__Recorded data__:
******************************

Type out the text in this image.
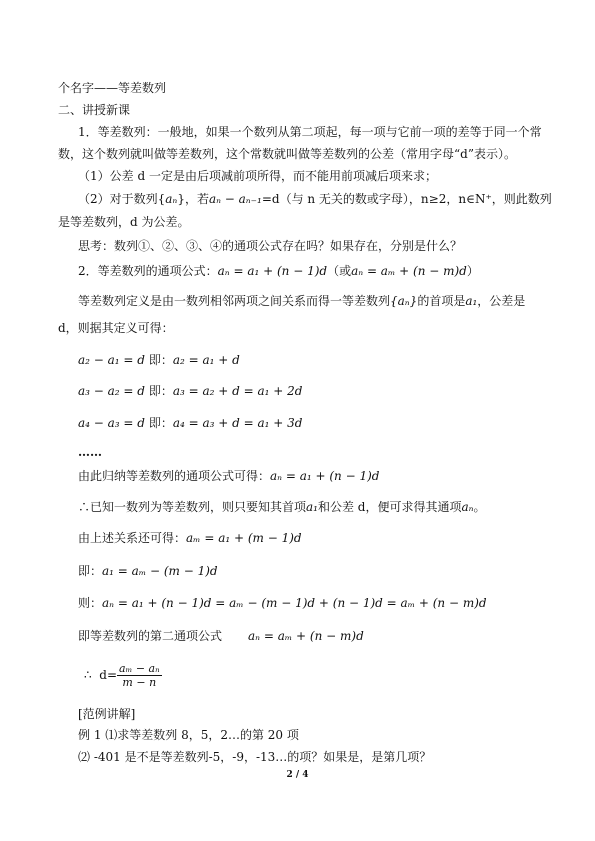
个名字——等差数列
二、讲授新课
1．等差数列：一般地，如果一个数列从第二项起，每一项与它前一项的差等于同一个常
数，这个数列就叫做等差数列，这个常数就叫做等差数列的公差（常用字母“d”表示）。
（1）公差 d 一定是由后项减前项所得，而不能用前项减后项来求；
（2）对于数列{aₙ}，若aₙ − aₙ₋₁=d（与 n 无关的数或字母），n≥2，n∈N⁺，则此数列
是等差数列，d 为公差。
思考：数列①、②、③、④的通项公式存在吗？如果存在，分别是什么？
2．等差数列的通项公式：aₙ = a₁ + (n − 1)d（或aₙ = aₘ + (n − m)d）
等差数列定义是由一数列相邻两项之间关系而得一等差数列{aₙ}的首项是a₁，公差是
d，则据其定义可得：
a₂ − a₁ = d 即：a₂ = a₁ + d
a₃ − a₂ = d 即：a₃ = a₂ + d = a₁ + 2d
a₄ − a₃ = d 即：a₄ = a₃ + d = a₁ + 3d
……
由此归纳等差数列的通项公式可得：aₙ = a₁ + (n − 1)d
∴已知一数列为等差数列，则只要知其首项a₁和公差 d，便可求得其通项aₙ。
由上述关系还可得：aₘ = a₁ + (m − 1)d
即：a₁ = aₘ − (m − 1)d
则：aₙ = a₁ + (n − 1)d = aₘ − (m − 1)d + (n − 1)d = aₘ + (n − m)d
即等差数列的第二通项公式 aₙ = aₘ + (n − m)d
∴ $d= \frac{\text{aₘ − aₙ}}{m - n}$
[范例讲解]
例 1 ⑴求等差数列 8，5，2…的第 20 项
⑵ -401 是不是等差数列-5，-9，-13…的项？如果是，是第几项？
2 / 4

******************************

__What is required__:
Give the entries again word for word, but skip the pictures.

__Written answer__:
Type out the text in this image.
个名字——等差数列
二、讲授新课
1．等差数列：一般地，如果一个数列从第二项起，每一项与它前一项的差等于同一个常
数，这个数列就叫做等差数列，这个常数就叫做等差数列的公差（常用字母“d”表示）。
（1）公差 d 一定是由后项减前项所得，而不能用前项减后项来求；
（2）对于数列{aₙ}，若aₙ − aₙ₋₁=d（与 n 无关的数或字母），n≥2，n∈N⁺，则此数列
是等差数列，d 为公差。
思考：数列①、②、③、④的通项公式存在吗？如果存在，分别是什么？
2．等差数列的通项公式：aₙ = a₁ + (n − 1)d（或aₙ = aₘ + (n − m)d）
等差数列定义是由一数列相邻两项之间关系而得一等差数列{aₙ}的首项是a₁，公差是
d，则据其定义可得：
a₂ − a₁ = d 即：a₂ = a₁ + d
a₃ − a₂ = d 即：a₃ = a₂ + d = a₁ + 2d
a₄ − a₃ = d 即：a₄ = a₃ + d = a₁ + 3d
……
由此归纳等差数列的通项公式可得：aₙ = a₁ + (n − 1)d
∴已知一数列为等差数列，则只要知其首项a₁和公差 d，便可求得其通项aₙ。
由上述关系还可得：aₘ = a₁ + (m − 1)d
即：a₁ = aₘ − (m − 1)d
则：aₙ = a₁ + (n − 1)d = aₘ − (m − 1)d + (n − 1)d = aₘ + (n − m)d
即等差数列的第二通项公式 aₙ = aₘ + (n − m)d
∴ $d= \frac{\text{aₘ − aₙ}}{m - n}$
[范例讲解]
例 1 ⑴求等差数列 8，5，2…的第 20 项
⑵ -401 是不是等差数列-5，-9，-13…的项？如果是，是第几项？
2 / 4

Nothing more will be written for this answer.